> **What is expected**:
Copy out every line of the listing below, character for character, without changing anything.

*** Task material ***

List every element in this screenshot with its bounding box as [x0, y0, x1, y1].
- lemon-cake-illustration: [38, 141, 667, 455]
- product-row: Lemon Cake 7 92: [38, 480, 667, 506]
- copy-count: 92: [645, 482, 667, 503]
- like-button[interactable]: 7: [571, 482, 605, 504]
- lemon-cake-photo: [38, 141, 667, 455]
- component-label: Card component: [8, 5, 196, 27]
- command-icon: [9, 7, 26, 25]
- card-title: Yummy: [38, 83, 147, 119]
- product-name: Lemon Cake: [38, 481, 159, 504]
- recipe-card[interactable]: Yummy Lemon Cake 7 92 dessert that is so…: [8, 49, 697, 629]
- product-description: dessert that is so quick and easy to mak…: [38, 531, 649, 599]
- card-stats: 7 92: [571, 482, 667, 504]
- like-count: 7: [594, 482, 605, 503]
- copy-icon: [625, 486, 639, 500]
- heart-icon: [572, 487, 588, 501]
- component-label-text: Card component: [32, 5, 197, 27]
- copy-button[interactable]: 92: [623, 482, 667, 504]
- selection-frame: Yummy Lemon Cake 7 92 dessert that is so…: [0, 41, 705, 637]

***

> **Task result**:
List every element in this screenshot with its bounding box as [x0, y0, x1, y1].
- lemon-cake-illustration: [38, 141, 667, 455]
- product-row: Lemon Cake 7 92: [38, 480, 667, 506]
- copy-count: 92: [645, 482, 667, 503]
- like-button[interactable]: 7: [571, 482, 605, 504]
- lemon-cake-photo: [38, 141, 667, 455]
- component-label: Card component: [8, 5, 196, 27]
- command-icon: [9, 7, 26, 25]
- card-title: Yummy: [38, 83, 147, 119]
- product-name: Lemon Cake: [38, 481, 159, 504]
- recipe-card[interactable]: Yummy Lemon Cake 7 92 dessert that is so…: [8, 49, 697, 629]
- product-description: dessert that is so quick and easy to mak…: [38, 531, 649, 599]
- card-stats: 7 92: [571, 482, 667, 504]
- like-count: 7: [594, 482, 605, 503]
- copy-icon: [625, 486, 639, 500]
- heart-icon: [572, 487, 588, 501]
- component-label-text: Card component: [32, 5, 197, 27]
- copy-button[interactable]: 92: [623, 482, 667, 504]
- selection-frame: Yummy Lemon Cake 7 92 dessert that is so…: [0, 41, 705, 637]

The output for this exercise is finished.